RECORDS SUPPLIED
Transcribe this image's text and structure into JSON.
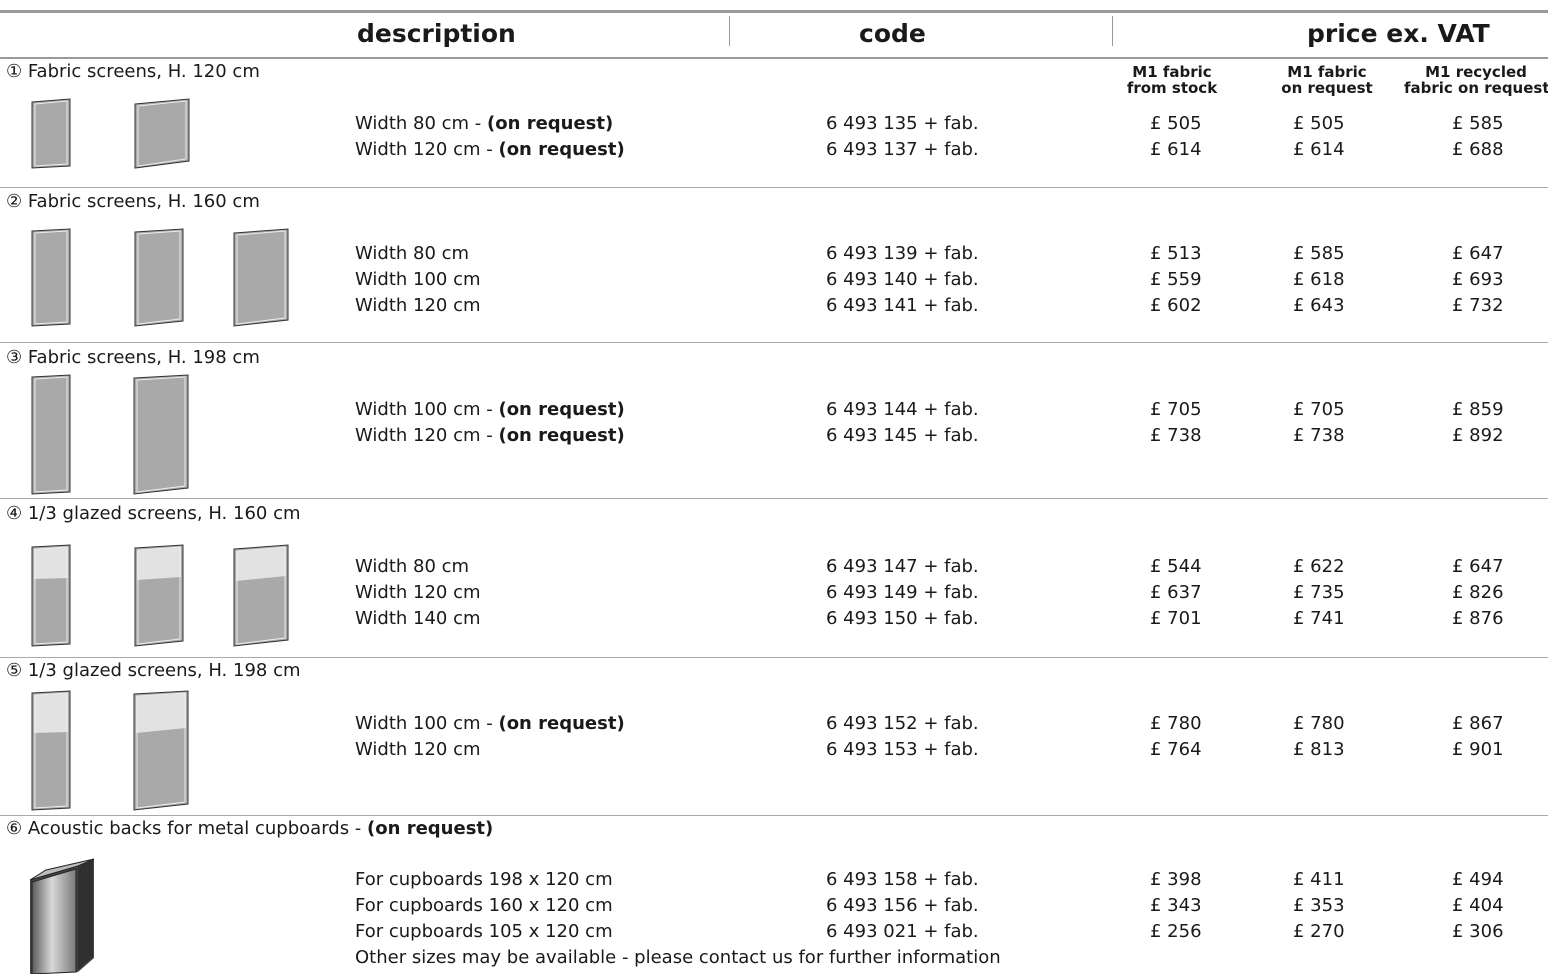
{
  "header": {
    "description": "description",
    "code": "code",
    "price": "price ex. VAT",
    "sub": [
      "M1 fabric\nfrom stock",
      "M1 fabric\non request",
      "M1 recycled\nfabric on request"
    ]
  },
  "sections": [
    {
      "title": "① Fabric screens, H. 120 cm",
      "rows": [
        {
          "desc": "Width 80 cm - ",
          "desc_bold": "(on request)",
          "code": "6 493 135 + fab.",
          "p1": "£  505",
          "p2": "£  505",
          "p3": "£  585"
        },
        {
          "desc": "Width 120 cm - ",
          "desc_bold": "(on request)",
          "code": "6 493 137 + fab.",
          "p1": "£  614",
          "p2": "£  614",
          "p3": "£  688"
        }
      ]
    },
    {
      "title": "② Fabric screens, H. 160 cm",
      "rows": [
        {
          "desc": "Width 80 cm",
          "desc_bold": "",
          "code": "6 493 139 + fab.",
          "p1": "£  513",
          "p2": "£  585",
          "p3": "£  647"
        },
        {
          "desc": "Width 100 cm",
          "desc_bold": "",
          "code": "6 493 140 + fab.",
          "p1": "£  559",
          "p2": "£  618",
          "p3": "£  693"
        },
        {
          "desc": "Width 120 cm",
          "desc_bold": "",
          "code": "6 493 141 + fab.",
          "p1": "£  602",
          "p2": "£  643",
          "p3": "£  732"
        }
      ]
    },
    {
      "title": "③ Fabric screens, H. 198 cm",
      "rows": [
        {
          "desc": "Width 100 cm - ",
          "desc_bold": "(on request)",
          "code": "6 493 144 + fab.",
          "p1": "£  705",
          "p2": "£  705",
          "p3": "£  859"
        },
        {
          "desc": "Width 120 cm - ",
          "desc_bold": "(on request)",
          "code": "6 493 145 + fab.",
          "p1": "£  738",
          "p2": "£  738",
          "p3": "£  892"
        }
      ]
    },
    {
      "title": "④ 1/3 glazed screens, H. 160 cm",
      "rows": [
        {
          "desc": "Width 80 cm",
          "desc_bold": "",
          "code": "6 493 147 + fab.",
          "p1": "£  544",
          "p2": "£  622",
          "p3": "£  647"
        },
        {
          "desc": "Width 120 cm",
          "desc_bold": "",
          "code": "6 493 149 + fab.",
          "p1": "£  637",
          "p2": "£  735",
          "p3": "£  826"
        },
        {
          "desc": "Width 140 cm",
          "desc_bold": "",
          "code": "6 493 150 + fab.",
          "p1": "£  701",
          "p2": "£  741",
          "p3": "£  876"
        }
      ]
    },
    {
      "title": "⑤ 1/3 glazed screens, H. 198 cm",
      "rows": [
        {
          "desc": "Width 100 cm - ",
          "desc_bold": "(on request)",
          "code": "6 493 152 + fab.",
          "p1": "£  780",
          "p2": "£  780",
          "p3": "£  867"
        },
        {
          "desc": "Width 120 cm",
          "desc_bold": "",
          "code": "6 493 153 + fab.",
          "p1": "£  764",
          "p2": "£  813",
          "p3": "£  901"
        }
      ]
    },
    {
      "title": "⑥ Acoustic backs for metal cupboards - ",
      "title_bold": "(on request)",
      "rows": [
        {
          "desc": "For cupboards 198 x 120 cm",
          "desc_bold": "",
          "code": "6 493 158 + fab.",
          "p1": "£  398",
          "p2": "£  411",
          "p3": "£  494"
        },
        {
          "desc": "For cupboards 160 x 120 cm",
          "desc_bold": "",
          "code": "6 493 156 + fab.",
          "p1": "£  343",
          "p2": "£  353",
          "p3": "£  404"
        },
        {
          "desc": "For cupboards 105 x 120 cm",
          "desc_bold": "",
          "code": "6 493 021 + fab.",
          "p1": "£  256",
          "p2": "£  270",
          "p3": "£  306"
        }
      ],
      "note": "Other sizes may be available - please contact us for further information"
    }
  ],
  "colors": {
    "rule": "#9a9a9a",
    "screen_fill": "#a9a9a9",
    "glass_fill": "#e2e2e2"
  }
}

GOAL
In the entries above, how many lines contain the word "glazed"? Answer with the number only.

EXPECTED ANSWER
2